• _AVAILABLE RECORDS_:

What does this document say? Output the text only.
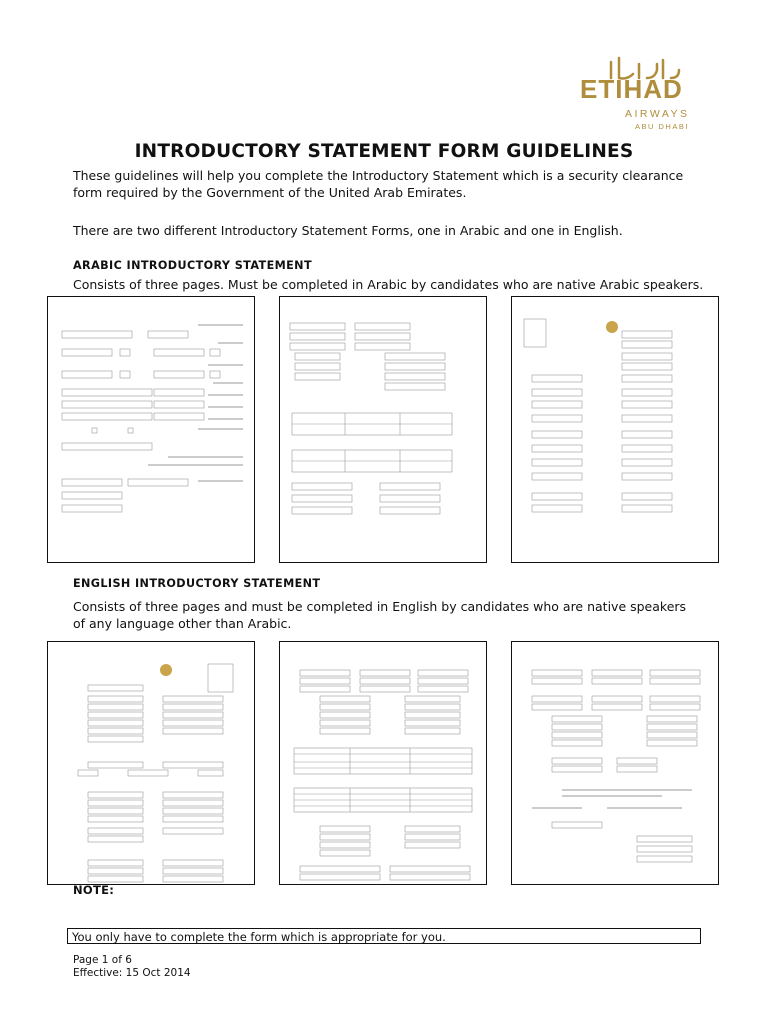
ETIHAD
AIRWAYS
ABU DHABI
INTRODUCTORY STATEMENT FORM GUIDELINES
These guidelines will help you complete the Introductory Statement which is a security clearance form required by the Government of the United Arab Emirates.
There are two different Introductory Statement Forms, one in Arabic and one in English.
ARABIC INTRODUCTORY STATEMENT
Consists of three pages. Must be completed in Arabic by candidates who are native Arabic speakers.
ENGLISH INTRODUCTORY STATEMENT
Consists of three pages and must be completed in English by candidates who are native speakers of any language other than Arabic.
NOTE:
You only have to complete the form which is appropriate for you.
Page 1 of 6
Effective: 15 Oct 2014
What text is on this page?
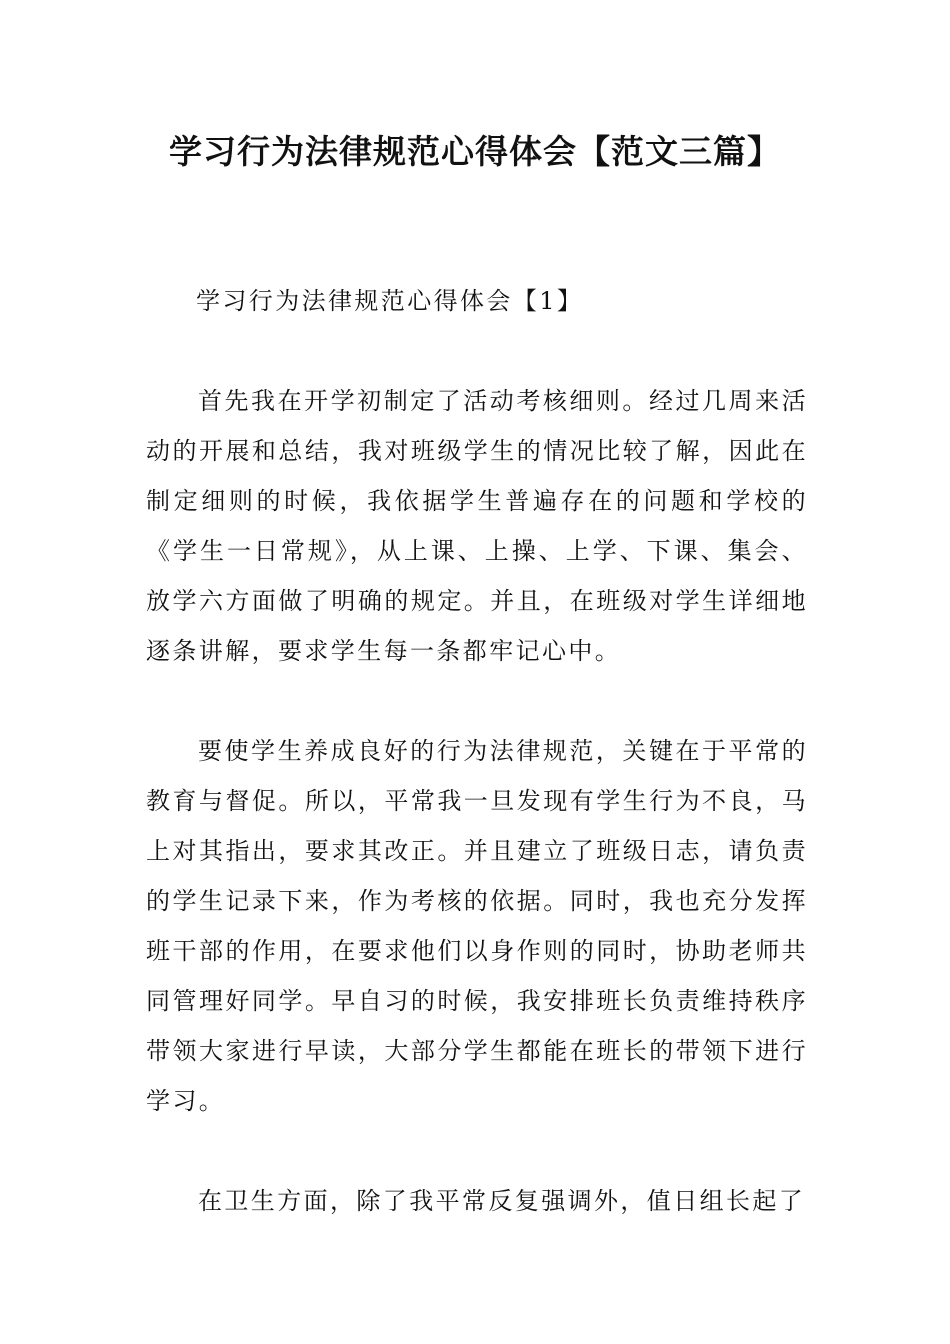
学习行为法律规范心得体会【范文三篇】

学习行为法律规范心得体会【1】

首先我在开学初制定了活动考核细则。经过几周来活动的开展和总结，我对班级学生的情况比较了解，因此在制定细则的时候，我依据学生普遍存在的问题和学校的《学生一日常规》，从上课、上操、上学、下课、集会、放学六方面做了明确的规定。并且，在班级对学生详细地逐条讲解，要求学生每一条都牢记心中。

要使学生养成良好的行为法律规范，关键在于平常的教育与督促。所以，平常我一旦发现有学生行为不良，马上对其指出，要求其改正。并且建立了班级日志，请负责的学生记录下来，作为考核的依据。同时，我也充分发挥班干部的作用，在要求他们以身作则的同时，协助老师共同管理好同学。早自习的时候，我安排班长负责维持秩序带领大家进行早读，大部分学生都能在班长的带领下进行学习。

在卫生方面，除了我平常反复强调外，值日组长起了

• _PROBLEM_: Your copy of the data should match it exactly, except that pictures are left out.

• _THE REPLY_:
What does this document say? Output the text only.
ETIHAD
AIRWAYS
ABU DHABI
INTRODUCTORY STATEMENT FORM GUIDELINES
These guidelines will help you complete the Introductory Statement which is a security clearance form required by the Government of the United Arab Emirates.
There are two different Introductory Statement Forms, one in Arabic and one in English.
ARABIC INTRODUCTORY STATEMENT
Consists of three pages. Must be completed in Arabic by candidates who are native Arabic speakers.
ENGLISH INTRODUCTORY STATEMENT
Consists of three pages and must be completed in English by candidates who are native speakers of any language other than Arabic.
NOTE:
You only have to complete the form which is appropriate for you.
Page 1 of 6
Effective: 15 Oct 2014
What text is on this page?
学习行为法律规范心得体会【范文三篇】

学习行为法律规范心得体会【1】

首先我在开学初制定了活动考核细则。经过几周来活动的开展和总结，我对班级学生的情况比较了解，因此在制定细则的时候，我依据学生普遍存在的问题和学校的《学生一日常规》，从上课、上操、上学、下课、集会、放学六方面做了明确的规定。并且，在班级对学生详细地逐条讲解，要求学生每一条都牢记心中。

要使学生养成良好的行为法律规范，关键在于平常的教育与督促。所以，平常我一旦发现有学生行为不良，马上对其指出，要求其改正。并且建立了班级日志，请负责的学生记录下来，作为考核的依据。同时，我也充分发挥班干部的作用，在要求他们以身作则的同时，协助老师共同管理好同学。早自习的时候，我安排班长负责维持秩序带领大家进行早读，大部分学生都能在班长的带领下进行学习。

在卫生方面，除了我平常反复强调外，值日组长起了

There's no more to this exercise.